→ **Task brief**: Check each line of the listing for the string "icon", count the lines that have it, and answer with that number only.

→ **Entries supplied**:
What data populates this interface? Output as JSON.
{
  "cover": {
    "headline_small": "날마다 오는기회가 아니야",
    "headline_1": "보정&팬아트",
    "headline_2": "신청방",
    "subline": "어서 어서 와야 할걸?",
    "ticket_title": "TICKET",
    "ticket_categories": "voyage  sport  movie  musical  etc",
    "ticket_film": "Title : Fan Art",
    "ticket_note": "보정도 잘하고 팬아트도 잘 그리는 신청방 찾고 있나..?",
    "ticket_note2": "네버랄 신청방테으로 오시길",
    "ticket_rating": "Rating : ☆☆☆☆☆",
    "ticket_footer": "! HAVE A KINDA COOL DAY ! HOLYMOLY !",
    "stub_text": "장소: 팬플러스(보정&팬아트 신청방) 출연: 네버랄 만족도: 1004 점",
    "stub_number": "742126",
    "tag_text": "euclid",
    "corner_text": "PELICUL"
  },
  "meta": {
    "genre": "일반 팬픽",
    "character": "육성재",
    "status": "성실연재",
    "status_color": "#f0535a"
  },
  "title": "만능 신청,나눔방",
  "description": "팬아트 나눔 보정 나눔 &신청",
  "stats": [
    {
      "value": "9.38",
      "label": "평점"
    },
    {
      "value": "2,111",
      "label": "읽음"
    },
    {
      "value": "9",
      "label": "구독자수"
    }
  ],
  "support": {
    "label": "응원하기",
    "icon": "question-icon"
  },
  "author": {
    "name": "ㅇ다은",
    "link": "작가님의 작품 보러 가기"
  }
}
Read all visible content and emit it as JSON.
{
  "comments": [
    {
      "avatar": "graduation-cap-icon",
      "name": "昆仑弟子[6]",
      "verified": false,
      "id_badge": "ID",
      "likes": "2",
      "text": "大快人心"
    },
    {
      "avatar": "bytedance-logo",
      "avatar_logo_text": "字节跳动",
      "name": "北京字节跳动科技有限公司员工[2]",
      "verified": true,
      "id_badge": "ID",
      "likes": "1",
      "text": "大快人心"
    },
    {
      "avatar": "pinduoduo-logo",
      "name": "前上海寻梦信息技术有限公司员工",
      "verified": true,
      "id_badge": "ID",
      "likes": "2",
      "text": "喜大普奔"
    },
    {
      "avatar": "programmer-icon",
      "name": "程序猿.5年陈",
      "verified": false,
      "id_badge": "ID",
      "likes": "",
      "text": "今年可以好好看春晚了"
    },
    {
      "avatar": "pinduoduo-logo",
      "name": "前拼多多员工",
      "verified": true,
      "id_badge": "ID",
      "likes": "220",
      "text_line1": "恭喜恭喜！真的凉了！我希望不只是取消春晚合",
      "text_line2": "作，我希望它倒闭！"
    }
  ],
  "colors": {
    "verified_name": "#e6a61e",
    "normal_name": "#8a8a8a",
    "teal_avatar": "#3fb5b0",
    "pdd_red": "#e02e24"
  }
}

→ **Exercise answer**: 3